# [YOUR INSTRUCTIONS]
Reproduce all of the material word for word.
######
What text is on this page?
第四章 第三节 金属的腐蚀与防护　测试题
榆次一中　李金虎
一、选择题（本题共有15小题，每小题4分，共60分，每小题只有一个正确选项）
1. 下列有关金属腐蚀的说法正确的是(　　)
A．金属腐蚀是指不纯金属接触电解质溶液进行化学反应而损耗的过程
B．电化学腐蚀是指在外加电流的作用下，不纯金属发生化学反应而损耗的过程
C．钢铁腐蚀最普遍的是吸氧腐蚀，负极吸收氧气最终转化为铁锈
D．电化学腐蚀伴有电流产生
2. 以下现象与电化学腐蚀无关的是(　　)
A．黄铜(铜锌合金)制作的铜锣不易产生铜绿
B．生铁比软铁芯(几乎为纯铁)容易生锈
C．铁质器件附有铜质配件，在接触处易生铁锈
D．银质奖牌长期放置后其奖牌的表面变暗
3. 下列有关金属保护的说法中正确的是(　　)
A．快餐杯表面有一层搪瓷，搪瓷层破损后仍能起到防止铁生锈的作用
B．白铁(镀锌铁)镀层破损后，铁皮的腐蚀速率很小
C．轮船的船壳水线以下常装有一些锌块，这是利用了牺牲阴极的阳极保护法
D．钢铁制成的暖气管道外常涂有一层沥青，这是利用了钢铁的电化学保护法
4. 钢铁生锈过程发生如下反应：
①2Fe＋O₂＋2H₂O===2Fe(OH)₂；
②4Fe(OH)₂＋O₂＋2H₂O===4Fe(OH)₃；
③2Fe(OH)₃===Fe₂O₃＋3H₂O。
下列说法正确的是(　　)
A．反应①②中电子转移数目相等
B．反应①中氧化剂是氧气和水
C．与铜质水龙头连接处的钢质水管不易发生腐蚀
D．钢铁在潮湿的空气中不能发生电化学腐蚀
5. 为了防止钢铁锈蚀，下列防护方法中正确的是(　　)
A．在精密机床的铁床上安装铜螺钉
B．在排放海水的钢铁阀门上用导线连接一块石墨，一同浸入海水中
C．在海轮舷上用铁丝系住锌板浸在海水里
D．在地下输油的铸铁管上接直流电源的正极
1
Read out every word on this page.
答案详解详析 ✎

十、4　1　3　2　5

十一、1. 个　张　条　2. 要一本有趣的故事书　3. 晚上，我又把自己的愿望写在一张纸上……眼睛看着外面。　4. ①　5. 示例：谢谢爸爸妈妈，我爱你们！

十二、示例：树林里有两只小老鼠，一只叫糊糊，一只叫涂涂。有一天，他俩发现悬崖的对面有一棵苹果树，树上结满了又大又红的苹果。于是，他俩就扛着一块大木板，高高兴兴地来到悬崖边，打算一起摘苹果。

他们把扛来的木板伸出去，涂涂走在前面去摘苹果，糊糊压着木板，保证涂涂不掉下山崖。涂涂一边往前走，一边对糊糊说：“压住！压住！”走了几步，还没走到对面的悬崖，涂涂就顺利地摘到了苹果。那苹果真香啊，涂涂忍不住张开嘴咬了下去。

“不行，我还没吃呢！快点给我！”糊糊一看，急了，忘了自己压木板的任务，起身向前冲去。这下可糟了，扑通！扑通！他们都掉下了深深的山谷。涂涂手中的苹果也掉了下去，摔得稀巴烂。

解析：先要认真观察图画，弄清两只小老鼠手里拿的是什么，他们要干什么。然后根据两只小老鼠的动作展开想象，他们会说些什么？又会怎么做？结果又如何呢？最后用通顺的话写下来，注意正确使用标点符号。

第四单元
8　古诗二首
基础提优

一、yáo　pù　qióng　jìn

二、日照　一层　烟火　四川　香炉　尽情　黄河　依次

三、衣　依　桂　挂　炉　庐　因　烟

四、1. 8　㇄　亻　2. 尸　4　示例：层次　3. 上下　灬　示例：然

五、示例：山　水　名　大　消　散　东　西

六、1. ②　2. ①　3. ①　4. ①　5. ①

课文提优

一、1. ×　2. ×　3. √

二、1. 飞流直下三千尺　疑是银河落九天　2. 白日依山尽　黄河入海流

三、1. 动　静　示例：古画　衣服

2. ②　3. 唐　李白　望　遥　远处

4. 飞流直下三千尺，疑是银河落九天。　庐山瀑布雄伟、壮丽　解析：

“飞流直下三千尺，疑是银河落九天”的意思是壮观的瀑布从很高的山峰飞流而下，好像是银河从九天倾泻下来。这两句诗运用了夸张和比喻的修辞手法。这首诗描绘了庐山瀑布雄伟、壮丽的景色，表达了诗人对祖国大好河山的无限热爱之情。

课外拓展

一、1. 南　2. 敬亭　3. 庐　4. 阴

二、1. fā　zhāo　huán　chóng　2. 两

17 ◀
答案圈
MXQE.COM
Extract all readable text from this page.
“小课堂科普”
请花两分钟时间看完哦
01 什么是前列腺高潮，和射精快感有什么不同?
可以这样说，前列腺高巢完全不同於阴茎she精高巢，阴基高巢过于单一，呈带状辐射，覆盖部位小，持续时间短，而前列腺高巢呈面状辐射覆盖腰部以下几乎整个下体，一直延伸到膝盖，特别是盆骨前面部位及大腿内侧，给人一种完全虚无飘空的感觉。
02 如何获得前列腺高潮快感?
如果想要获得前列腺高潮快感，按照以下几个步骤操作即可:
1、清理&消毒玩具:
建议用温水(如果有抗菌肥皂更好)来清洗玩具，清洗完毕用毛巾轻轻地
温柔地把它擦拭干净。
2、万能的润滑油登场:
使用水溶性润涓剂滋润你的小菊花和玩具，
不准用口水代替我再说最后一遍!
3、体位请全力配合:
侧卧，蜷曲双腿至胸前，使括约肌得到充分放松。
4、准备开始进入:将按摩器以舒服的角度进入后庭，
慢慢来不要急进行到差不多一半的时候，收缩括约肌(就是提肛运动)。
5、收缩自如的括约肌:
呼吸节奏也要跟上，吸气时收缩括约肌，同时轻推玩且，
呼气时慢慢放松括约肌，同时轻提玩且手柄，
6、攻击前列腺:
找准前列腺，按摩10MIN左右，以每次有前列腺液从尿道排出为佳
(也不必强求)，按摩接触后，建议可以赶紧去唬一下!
######
# [SOLUTION TO THIS PROBLEM]
What text is on this page?
第四章 第三节 金属的腐蚀与防护　测试题
榆次一中　李金虎
一、选择题（本题共有15小题，每小题4分，共60分，每小题只有一个正确选项）
1. 下列有关金属腐蚀的说法正确的是(　　)
A．金属腐蚀是指不纯金属接触电解质溶液进行化学反应而损耗的过程
B．电化学腐蚀是指在外加电流的作用下，不纯金属发生化学反应而损耗的过程
C．钢铁腐蚀最普遍的是吸氧腐蚀，负极吸收氧气最终转化为铁锈
D．电化学腐蚀伴有电流产生
2. 以下现象与电化学腐蚀无关的是(　　)
A．黄铜(铜锌合金)制作的铜锣不易产生铜绿
B．生铁比软铁芯(几乎为纯铁)容易生锈
C．铁质器件附有铜质配件，在接触处易生铁锈
D．银质奖牌长期放置后其奖牌的表面变暗
3. 下列有关金属保护的说法中正确的是(　　)
A．快餐杯表面有一层搪瓷，搪瓷层破损后仍能起到防止铁生锈的作用
B．白铁(镀锌铁)镀层破损后，铁皮的腐蚀速率很小
C．轮船的船壳水线以下常装有一些锌块，这是利用了牺牲阴极的阳极保护法
D．钢铁制成的暖气管道外常涂有一层沥青，这是利用了钢铁的电化学保护法
4. 钢铁生锈过程发生如下反应：
①2Fe＋O₂＋2H₂O===2Fe(OH)₂；
②4Fe(OH)₂＋O₂＋2H₂O===4Fe(OH)₃；
③2Fe(OH)₃===Fe₂O₃＋3H₂O。
下列说法正确的是(　　)
A．反应①②中电子转移数目相等
B．反应①中氧化剂是氧气和水
C．与铜质水龙头连接处的钢质水管不易发生腐蚀
D．钢铁在潮湿的空气中不能发生电化学腐蚀
5. 为了防止钢铁锈蚀，下列防护方法中正确的是(　　)
A．在精密机床的铁床上安装铜螺钉
B．在排放海水的钢铁阀门上用导线连接一块石墨，一同浸入海水中
C．在海轮舷上用铁丝系住锌板浸在海水里
D．在地下输油的铸铁管上接直流电源的正极
1
Read out every word on this page.
答案详解详析 ✎

十、4　1　3　2　5

十一、1. 个　张　条　2. 要一本有趣的故事书　3. 晚上，我又把自己的愿望写在一张纸上……眼睛看着外面。　4. ①　5. 示例：谢谢爸爸妈妈，我爱你们！

十二、示例：树林里有两只小老鼠，一只叫糊糊，一只叫涂涂。有一天，他俩发现悬崖的对面有一棵苹果树，树上结满了又大又红的苹果。于是，他俩就扛着一块大木板，高高兴兴地来到悬崖边，打算一起摘苹果。

他们把扛来的木板伸出去，涂涂走在前面去摘苹果，糊糊压着木板，保证涂涂不掉下山崖。涂涂一边往前走，一边对糊糊说：“压住！压住！”走了几步，还没走到对面的悬崖，涂涂就顺利地摘到了苹果。那苹果真香啊，涂涂忍不住张开嘴咬了下去。

“不行，我还没吃呢！快点给我！”糊糊一看，急了，忘了自己压木板的任务，起身向前冲去。这下可糟了，扑通！扑通！他们都掉下了深深的山谷。涂涂手中的苹果也掉了下去，摔得稀巴烂。

解析：先要认真观察图画，弄清两只小老鼠手里拿的是什么，他们要干什么。然后根据两只小老鼠的动作展开想象，他们会说些什么？又会怎么做？结果又如何呢？最后用通顺的话写下来，注意正确使用标点符号。

第四单元
8　古诗二首
基础提优

一、yáo　pù　qióng　jìn

二、日照　一层　烟火　四川　香炉　尽情　黄河　依次

三、衣　依　桂　挂　炉　庐　因　烟

四、1. 8　㇄　亻　2. 尸　4　示例：层次　3. 上下　灬　示例：然

五、示例：山　水　名　大　消　散　东　西

六、1. ②　2. ①　3. ①　4. ①　5. ①

课文提优

一、1. ×　2. ×　3. √

二、1. 飞流直下三千尺　疑是银河落九天　2. 白日依山尽　黄河入海流

三、1. 动　静　示例：古画　衣服

2. ②　3. 唐　李白　望　遥　远处

4. 飞流直下三千尺，疑是银河落九天。　庐山瀑布雄伟、壮丽　解析：

“飞流直下三千尺，疑是银河落九天”的意思是壮观的瀑布从很高的山峰飞流而下，好像是银河从九天倾泻下来。这两句诗运用了夸张和比喻的修辞手法。这首诗描绘了庐山瀑布雄伟、壮丽的景色，表达了诗人对祖国大好河山的无限热爱之情。

课外拓展

一、1. 南　2. 敬亭　3. 庐　4. 阴

二、1. fā　zhāo　huán　chóng　2. 两

17 ◀
答案圈
MXQE.COM
Extract all readable text from this page.
“小课堂科普”
请花两分钟时间看完哦
01 什么是前列腺高潮，和射精快感有什么不同?
可以这样说，前列腺高巢完全不同於阴茎she精高巢，阴基高巢过于单一，呈带状辐射，覆盖部位小，持续时间短，而前列腺高巢呈面状辐射覆盖腰部以下几乎整个下体，一直延伸到膝盖，特别是盆骨前面部位及大腿内侧，给人一种完全虚无飘空的感觉。
02 如何获得前列腺高潮快感?
如果想要获得前列腺高潮快感，按照以下几个步骤操作即可:
1、清理&消毒玩具:
建议用温水(如果有抗菌肥皂更好)来清洗玩具，清洗完毕用毛巾轻轻地
温柔地把它擦拭干净。
2、万能的润滑油登场:
使用水溶性润涓剂滋润你的小菊花和玩具，
不准用口水代替我再说最后一遍!
3、体位请全力配合:
侧卧，蜷曲双腿至胸前，使括约肌得到充分放松。
4、准备开始进入:将按摩器以舒服的角度进入后庭，
慢慢来不要急进行到差不多一半的时候，收缩括约肌(就是提肛运动)。
5、收缩自如的括约肌:
呼吸节奏也要跟上，吸气时收缩括约肌，同时轻推玩且，
呼气时慢慢放松括约肌，同时轻提玩且手柄，
6、攻击前列腺:
找准前列腺，按摩10MIN左右，以每次有前列腺液从尿道排出为佳
(也不必强求)，按摩接触后，建议可以赶紧去唬一下!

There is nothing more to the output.